| Do this |
Give only the number of lines in the listing below where the string "into" occurs.

| Extracted records |
============================================================
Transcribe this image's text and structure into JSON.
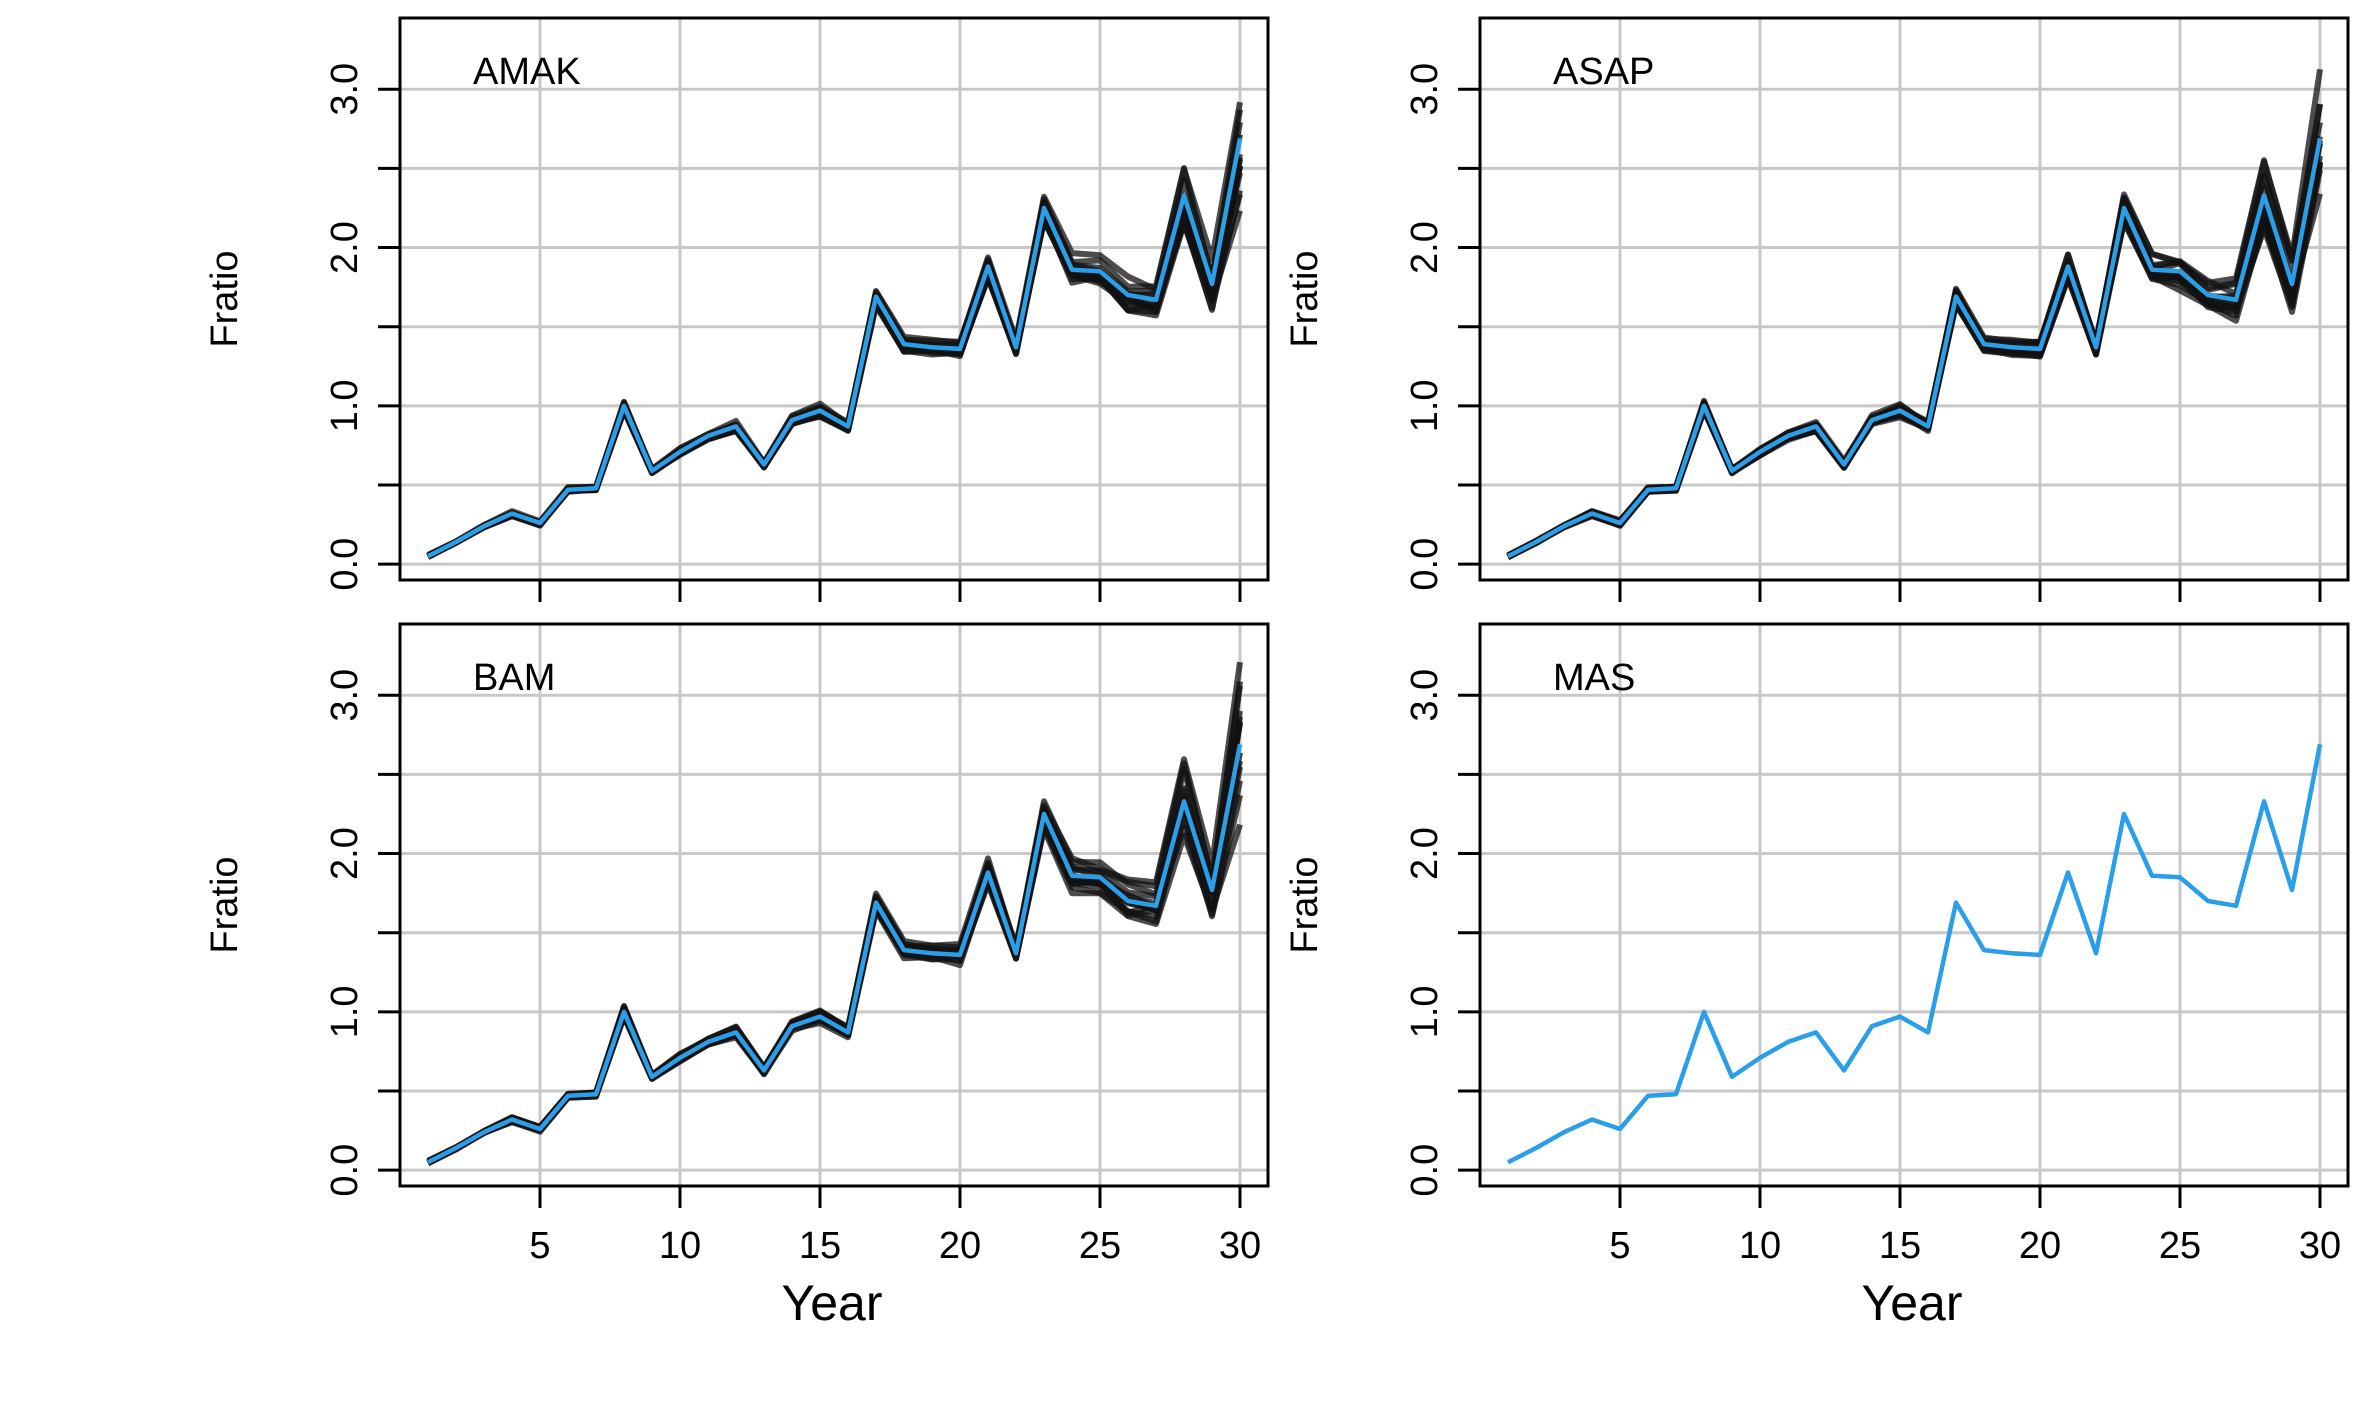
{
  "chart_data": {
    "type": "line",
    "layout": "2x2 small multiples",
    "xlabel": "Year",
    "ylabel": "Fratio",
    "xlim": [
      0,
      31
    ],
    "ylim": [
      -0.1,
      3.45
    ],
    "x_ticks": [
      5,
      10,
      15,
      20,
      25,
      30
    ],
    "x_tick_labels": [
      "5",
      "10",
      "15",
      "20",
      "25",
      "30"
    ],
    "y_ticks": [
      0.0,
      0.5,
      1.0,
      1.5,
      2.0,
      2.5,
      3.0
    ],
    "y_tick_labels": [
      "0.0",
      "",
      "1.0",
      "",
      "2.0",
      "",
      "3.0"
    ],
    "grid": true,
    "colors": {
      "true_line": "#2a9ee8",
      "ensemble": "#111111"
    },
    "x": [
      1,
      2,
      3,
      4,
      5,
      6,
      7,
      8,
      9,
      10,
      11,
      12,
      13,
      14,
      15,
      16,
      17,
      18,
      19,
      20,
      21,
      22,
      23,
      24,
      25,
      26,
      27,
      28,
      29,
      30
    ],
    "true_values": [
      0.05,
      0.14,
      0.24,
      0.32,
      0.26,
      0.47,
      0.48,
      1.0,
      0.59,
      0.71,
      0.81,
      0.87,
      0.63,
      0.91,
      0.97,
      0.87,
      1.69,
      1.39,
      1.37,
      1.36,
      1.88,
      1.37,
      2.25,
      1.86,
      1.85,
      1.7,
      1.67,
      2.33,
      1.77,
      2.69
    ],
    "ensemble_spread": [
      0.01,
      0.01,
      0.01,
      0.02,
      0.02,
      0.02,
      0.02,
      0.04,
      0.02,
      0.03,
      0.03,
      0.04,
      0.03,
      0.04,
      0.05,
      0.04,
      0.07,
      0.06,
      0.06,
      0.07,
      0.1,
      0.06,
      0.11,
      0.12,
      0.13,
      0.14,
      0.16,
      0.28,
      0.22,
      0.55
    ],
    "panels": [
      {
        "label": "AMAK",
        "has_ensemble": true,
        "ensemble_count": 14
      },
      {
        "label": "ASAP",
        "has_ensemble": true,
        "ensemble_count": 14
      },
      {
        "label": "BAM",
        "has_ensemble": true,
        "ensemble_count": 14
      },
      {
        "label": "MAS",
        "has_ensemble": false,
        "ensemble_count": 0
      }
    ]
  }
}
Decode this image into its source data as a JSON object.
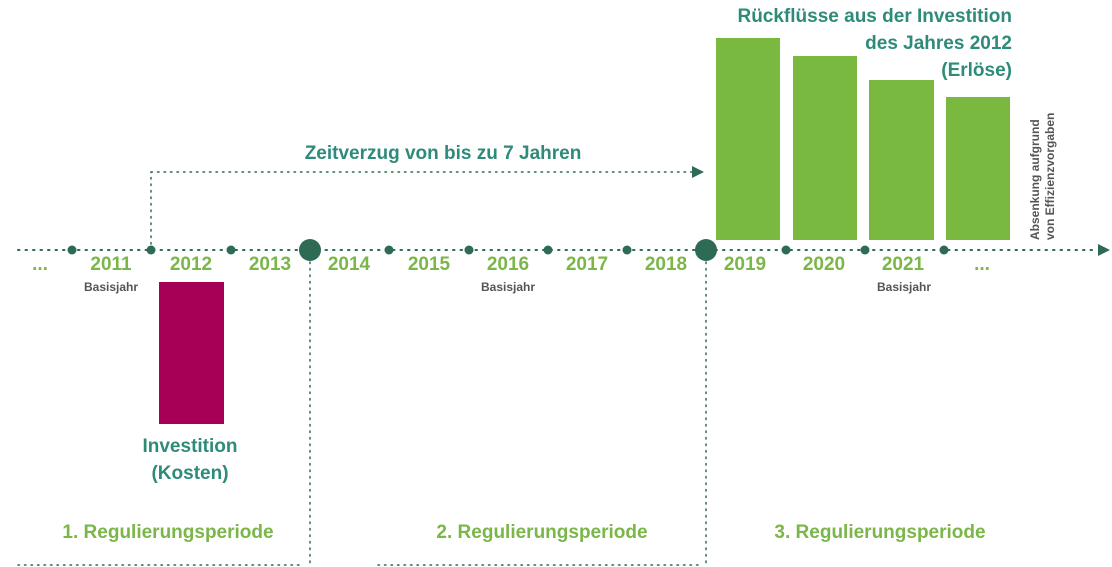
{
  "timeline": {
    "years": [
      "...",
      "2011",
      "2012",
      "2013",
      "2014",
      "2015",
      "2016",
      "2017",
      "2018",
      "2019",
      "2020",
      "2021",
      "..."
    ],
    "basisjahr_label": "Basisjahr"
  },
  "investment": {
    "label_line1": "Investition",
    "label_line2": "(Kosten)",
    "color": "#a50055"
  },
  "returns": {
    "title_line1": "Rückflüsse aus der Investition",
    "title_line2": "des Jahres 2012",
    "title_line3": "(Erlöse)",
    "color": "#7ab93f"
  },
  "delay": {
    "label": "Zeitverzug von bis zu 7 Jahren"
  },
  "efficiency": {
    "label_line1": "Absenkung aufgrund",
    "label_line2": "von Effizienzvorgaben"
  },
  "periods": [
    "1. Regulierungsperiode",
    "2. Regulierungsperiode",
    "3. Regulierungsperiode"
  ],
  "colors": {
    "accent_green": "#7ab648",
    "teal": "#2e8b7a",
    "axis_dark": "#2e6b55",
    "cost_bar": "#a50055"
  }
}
============================================================
| Answer to this exercise |
2